Reproduce the following listing line for line, with no changes.

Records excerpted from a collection
_ _ _ _ _ _ _

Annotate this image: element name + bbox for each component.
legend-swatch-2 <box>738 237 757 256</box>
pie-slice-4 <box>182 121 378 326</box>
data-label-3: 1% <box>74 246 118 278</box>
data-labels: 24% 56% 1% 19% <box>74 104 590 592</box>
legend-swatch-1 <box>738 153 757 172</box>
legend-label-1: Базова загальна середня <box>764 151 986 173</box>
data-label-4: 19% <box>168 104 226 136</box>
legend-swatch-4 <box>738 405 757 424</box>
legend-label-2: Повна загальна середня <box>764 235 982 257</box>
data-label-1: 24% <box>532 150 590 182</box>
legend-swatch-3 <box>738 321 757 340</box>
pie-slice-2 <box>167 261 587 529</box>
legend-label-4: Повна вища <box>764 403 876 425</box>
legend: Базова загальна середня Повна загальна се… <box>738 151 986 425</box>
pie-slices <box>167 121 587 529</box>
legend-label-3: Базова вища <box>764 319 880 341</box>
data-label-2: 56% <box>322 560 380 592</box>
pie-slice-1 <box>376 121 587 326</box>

_ _ _ _ _ _ _

Solution for this exercise:
Annotate this image: element name + bbox for each component.
legend-swatch-2 <box>738 237 757 256</box>
pie-slice-4 <box>182 121 378 326</box>
data-label-3: 1% <box>74 246 118 278</box>
data-labels: 24% 56% 1% 19% <box>74 104 590 592</box>
legend-swatch-1 <box>738 153 757 172</box>
legend-label-1: Базова загальна середня <box>764 151 986 173</box>
data-label-4: 19% <box>168 104 226 136</box>
legend-swatch-4 <box>738 405 757 424</box>
legend-label-2: Повна загальна середня <box>764 235 982 257</box>
data-label-1: 24% <box>532 150 590 182</box>
legend-swatch-3 <box>738 321 757 340</box>
pie-slice-2 <box>167 261 587 529</box>
legend-label-4: Повна вища <box>764 403 876 425</box>
legend: Базова загальна середня Повна загальна се… <box>738 151 986 425</box>
pie-slices <box>167 121 587 529</box>
legend-label-3: Базова вища <box>764 319 880 341</box>
data-label-2: 56% <box>322 560 380 592</box>
pie-slice-1 <box>376 121 587 326</box>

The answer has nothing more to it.